Report the count of lines below that include "מוכר", without any other text.
>> Start
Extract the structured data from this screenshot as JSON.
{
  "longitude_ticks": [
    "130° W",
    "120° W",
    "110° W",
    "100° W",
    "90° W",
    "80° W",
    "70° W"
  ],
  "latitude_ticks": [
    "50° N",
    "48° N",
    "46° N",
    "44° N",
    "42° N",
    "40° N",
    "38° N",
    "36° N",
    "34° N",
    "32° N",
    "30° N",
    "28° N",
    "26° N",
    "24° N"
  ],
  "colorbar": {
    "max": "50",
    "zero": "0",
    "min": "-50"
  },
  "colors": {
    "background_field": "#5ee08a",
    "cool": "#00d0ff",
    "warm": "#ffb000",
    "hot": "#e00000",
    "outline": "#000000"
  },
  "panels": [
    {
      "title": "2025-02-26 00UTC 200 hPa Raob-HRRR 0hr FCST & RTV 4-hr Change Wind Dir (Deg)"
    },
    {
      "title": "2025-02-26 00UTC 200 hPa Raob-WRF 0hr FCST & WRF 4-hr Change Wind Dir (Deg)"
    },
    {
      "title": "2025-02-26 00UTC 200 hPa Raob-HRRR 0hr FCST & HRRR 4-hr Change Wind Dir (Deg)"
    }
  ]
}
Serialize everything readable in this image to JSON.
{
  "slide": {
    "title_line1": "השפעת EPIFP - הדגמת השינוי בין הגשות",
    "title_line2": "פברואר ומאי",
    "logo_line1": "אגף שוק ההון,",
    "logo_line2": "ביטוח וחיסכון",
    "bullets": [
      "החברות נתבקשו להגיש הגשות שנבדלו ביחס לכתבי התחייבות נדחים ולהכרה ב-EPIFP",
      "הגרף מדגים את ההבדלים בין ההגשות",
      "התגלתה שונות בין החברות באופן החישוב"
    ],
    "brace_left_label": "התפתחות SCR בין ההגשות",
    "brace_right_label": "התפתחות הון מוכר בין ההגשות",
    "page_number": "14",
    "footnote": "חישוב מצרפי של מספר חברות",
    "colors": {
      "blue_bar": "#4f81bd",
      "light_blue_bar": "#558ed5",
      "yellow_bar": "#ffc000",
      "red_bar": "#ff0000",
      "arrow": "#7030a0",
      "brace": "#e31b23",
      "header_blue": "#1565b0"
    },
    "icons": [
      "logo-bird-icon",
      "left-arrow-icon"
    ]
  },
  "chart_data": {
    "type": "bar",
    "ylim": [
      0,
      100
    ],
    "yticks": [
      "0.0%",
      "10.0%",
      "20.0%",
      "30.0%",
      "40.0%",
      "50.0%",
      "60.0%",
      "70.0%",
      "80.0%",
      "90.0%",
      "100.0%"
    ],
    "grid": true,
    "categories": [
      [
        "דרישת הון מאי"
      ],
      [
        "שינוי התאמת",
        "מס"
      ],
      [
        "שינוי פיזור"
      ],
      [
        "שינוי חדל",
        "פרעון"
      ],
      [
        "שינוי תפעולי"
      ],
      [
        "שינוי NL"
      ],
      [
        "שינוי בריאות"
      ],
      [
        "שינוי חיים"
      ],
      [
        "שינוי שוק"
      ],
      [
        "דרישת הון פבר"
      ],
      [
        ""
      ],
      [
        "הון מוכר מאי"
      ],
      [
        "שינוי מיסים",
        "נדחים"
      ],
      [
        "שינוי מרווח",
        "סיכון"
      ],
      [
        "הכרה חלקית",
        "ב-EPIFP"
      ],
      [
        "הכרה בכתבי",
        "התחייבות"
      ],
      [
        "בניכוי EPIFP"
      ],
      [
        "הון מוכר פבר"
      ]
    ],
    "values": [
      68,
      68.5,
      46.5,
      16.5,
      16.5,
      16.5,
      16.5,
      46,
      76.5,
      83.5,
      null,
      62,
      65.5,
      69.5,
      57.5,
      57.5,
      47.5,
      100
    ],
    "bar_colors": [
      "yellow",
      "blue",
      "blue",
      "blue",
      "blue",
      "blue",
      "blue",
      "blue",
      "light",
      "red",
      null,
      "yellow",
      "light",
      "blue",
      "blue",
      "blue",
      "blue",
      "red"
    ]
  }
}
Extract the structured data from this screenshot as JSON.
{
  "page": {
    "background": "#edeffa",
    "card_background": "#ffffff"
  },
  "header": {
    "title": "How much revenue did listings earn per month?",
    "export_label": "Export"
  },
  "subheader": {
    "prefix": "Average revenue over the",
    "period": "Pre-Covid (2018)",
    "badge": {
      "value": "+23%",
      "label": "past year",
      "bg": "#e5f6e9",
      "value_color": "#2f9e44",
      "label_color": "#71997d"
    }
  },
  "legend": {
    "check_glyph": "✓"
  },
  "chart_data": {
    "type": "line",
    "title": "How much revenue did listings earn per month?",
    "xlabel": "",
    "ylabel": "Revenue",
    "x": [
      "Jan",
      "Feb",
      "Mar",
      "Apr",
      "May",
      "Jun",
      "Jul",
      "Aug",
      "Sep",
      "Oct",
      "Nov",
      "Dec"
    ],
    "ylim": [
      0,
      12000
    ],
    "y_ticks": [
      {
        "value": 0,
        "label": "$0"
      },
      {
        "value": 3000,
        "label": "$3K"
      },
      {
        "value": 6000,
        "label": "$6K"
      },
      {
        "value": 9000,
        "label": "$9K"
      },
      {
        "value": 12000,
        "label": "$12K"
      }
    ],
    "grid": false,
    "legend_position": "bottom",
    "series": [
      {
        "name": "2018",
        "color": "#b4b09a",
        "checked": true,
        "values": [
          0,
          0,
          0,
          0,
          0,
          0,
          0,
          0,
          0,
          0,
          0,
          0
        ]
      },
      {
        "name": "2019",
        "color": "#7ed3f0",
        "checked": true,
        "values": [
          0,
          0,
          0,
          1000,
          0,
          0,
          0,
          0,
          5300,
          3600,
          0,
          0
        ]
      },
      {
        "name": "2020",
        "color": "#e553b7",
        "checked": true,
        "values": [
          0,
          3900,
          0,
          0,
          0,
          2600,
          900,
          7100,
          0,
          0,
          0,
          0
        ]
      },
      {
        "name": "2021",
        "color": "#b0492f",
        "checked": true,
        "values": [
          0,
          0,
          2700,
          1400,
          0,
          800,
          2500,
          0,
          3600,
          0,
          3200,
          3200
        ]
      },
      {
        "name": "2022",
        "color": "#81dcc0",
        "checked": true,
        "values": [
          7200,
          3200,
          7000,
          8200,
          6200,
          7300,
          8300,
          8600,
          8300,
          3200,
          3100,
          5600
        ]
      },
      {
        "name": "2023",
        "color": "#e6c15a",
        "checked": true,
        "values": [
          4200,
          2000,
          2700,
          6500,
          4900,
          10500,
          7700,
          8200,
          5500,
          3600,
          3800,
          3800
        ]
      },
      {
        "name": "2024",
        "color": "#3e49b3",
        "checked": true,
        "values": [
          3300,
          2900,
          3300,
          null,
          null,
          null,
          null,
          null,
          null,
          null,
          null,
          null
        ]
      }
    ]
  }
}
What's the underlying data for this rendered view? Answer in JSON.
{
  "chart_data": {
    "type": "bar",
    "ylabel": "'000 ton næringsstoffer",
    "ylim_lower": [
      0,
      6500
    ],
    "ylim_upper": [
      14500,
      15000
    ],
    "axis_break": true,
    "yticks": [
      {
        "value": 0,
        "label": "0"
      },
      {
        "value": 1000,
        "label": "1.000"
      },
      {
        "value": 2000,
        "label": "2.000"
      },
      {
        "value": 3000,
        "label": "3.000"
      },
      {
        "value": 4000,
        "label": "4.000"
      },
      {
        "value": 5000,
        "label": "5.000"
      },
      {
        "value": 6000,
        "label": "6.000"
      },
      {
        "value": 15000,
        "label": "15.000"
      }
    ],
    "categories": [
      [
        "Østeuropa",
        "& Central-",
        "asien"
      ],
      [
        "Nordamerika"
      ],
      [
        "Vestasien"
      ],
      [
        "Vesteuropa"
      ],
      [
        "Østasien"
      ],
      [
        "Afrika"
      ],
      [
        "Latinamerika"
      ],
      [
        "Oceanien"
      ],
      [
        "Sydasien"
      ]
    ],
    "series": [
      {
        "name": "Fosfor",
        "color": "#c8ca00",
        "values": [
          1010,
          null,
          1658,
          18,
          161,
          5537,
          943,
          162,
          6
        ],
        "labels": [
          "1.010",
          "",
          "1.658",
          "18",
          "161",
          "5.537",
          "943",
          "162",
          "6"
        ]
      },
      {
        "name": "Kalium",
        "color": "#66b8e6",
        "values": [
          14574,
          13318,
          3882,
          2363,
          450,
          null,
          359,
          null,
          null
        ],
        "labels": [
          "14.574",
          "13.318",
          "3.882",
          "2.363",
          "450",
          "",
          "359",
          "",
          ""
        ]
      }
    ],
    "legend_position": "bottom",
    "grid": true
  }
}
>> End
§ SOLUTION
3